[Activities]:
1. In the lymphocyte text, what two measurements was lymphocyte count positively correlated with?
2. Return, word for word, the part of the lymphocyte text starting with "To determine whether the rates" and going on through "CD4⁺ cells (Fig. 5).".
3. From the lymphocyte text, list every cell type whose rate of change showed a positive correlation with the rate of change in CD4⁺ T cells.
(Extract Opens)
To determine whether the rates of change in subsets of lymphocytes correlated with each other and with some physiological measurements such as levels of cytokines and soluble cytokine receptors in blood and other physiological parameters, we compared the rate of change of each type of lymphocyte subset with the percents and counts of lymphocytes and a panel of cytokines and physiological parameters (Additional file 1: Table S2) using Pearson’s partial correlation coefficient adjusted for age (Fig. 5). Lymphocyte count was positively correlated with body fat and LDL in sera (Fig. 5). The rate of change in CD4⁺ T cells showed a positive correlation with the rates of change for naïve CD4⁺ and naïve CD8⁺ T cells, total CD8⁺ T cells, CD4⁺CD28^- cells and CD8⁺CD28^- cells, but a negative correlation with numbers of CD4⁺ cells and naïve CD4⁺ cells (Fig. 5).

The rate of naïve CD4⁺ T cells was positively correlated with the rates of change of CD4⁺, CD8⁺ and naïve CD8⁺ T cells but negatively correlated with numbers of CD4⁺ and naïve CD4⁺, and naïve CD8⁺ T cells (Fig. 5). The rate of Treg cells was positively correlated with numbers of CD4⁺ and naïve CD4⁺ T cells, and rate of CD4⁺CD28^- cells (Fig. 5). To determine whether there is a tendency for subjects who show rapid rates of change in one cell type to show similar changes in other cell types, we dichotomized the rates for each cell type to identify subjects in the tertile with the greatest rate of cell loss (except for NK rates which were the highest tertile) and the seven dichotomized rates were summed (total score 0 to 7). If the cell rates are independent, the distribution should be binomial with probability 0.33, which was not the case by chi-squared test (p < 0.0001). The probability which fits the summed score was 0.38 that is significantly different that the 0.33 used in creating the score (p < 0.02). If the cell rates occur together, the expectation would be for an excessive proportion of subjects to have high summed scores. The expected probability of a score of 4 or more is 0.17, while the observed proportion is 0.23 (p = 0.03). The high proportion of high counts argues that there is evidence that rapid rates tend to co-occur among cell types far more often than would be expected by chance (i.e. being independent). Finally, the rate of CD4⁺CD28^- cells was positively correlated with the rates of CD4⁺, Treg and CD8⁺CD28^- T cells (Fig. 5).
(Extract Closes)
(Records supplied Opens)
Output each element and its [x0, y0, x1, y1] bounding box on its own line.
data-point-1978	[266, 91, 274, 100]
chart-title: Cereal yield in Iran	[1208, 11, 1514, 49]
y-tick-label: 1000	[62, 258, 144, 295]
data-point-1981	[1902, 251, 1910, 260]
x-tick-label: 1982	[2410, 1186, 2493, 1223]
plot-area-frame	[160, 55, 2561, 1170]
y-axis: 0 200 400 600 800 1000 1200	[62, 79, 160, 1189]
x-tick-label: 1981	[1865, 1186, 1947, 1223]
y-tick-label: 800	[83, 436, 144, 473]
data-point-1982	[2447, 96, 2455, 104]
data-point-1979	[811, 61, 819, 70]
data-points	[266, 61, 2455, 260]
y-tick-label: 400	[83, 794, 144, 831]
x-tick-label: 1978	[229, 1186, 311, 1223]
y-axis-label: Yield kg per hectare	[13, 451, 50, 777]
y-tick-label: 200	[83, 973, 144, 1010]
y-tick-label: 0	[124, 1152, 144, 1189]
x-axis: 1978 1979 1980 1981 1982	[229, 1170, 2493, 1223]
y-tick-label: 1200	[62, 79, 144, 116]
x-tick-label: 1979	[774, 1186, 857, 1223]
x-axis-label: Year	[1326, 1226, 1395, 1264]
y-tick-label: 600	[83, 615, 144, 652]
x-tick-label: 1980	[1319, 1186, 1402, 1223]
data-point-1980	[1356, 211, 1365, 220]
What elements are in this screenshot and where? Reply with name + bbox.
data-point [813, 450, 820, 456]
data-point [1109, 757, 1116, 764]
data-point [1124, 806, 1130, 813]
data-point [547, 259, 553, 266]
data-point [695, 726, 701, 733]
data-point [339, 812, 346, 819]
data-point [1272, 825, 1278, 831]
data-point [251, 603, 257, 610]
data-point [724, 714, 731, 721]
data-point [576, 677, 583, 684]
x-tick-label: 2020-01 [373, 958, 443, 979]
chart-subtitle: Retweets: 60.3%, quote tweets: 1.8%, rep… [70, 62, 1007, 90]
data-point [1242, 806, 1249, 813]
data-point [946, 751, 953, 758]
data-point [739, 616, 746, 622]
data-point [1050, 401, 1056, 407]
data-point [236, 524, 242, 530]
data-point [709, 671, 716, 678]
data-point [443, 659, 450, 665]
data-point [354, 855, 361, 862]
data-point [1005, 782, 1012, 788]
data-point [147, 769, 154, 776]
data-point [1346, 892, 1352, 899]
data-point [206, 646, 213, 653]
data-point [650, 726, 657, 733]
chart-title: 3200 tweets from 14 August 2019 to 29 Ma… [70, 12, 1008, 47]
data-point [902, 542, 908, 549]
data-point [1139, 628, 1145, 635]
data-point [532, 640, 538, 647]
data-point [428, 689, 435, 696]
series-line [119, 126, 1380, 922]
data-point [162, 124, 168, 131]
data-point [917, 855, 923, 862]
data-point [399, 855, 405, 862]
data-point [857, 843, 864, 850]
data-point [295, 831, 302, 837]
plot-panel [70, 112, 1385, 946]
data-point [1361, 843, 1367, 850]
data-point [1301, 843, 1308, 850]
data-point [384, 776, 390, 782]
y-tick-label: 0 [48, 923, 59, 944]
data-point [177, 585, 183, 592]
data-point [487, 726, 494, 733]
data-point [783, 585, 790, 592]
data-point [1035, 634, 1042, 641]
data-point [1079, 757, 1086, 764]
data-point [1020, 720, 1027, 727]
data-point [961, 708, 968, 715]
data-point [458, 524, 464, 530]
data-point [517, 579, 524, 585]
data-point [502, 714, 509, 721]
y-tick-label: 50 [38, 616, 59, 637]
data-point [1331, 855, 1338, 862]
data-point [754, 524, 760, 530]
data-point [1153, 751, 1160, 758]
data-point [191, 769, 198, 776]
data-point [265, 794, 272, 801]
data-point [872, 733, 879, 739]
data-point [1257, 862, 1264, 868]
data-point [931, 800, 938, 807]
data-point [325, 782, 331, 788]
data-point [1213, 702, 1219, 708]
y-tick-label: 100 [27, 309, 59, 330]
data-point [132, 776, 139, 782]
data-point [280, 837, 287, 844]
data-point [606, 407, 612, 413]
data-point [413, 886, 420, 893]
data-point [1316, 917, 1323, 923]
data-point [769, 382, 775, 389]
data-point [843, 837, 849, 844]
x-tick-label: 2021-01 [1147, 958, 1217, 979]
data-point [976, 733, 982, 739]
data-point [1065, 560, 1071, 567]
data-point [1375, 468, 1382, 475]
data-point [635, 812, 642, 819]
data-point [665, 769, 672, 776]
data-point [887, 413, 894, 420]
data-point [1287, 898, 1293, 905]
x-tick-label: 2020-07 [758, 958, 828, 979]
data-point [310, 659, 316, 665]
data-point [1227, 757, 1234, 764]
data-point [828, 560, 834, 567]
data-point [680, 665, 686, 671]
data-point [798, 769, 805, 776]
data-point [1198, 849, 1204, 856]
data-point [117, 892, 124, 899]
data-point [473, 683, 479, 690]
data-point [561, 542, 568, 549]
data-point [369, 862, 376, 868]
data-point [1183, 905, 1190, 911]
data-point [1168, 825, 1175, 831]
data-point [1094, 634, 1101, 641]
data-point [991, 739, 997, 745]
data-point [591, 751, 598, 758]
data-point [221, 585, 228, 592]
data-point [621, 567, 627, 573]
(Records supplied Closes)
[Numbered responses]:
1. Body fat and LDL in sera.

2.
To determine whether the rates of change in subsets of lymphocytes correlated with each other and with some physiological measurements such as levels of cytokines and soluble cytokine receptors in blood and other physiological parameters, we compared the rate of change of each type of lymphocyte subset with the percents and counts of lymphocytes and a panel of cytokines and physiological parameters (Additional file 1: Table S2) using Pearson’s partial correlation coefficient adjusted for age (Fig. 5). Lymphocyte count was positively correlated with body fat and LDL in sera (Fig. 5). The rate of change in CD4⁺ T cells showed a positive correlation with the rates of change for naïve CD4⁺ and naïve CD8⁺ T cells, total CD8⁺ T cells, CD4⁺CD28^- cells and CD8⁺CD28^- cells, but a negative correlation with numbers of CD4⁺ cells and naïve CD4⁺ cells (Fig. 5).

3.
- naïve CD4⁺ T cells
- naïve CD8⁺ T cells
- total CD8⁺ T cells
- CD4⁺CD28^- cells
- CD8⁺CD28^- cells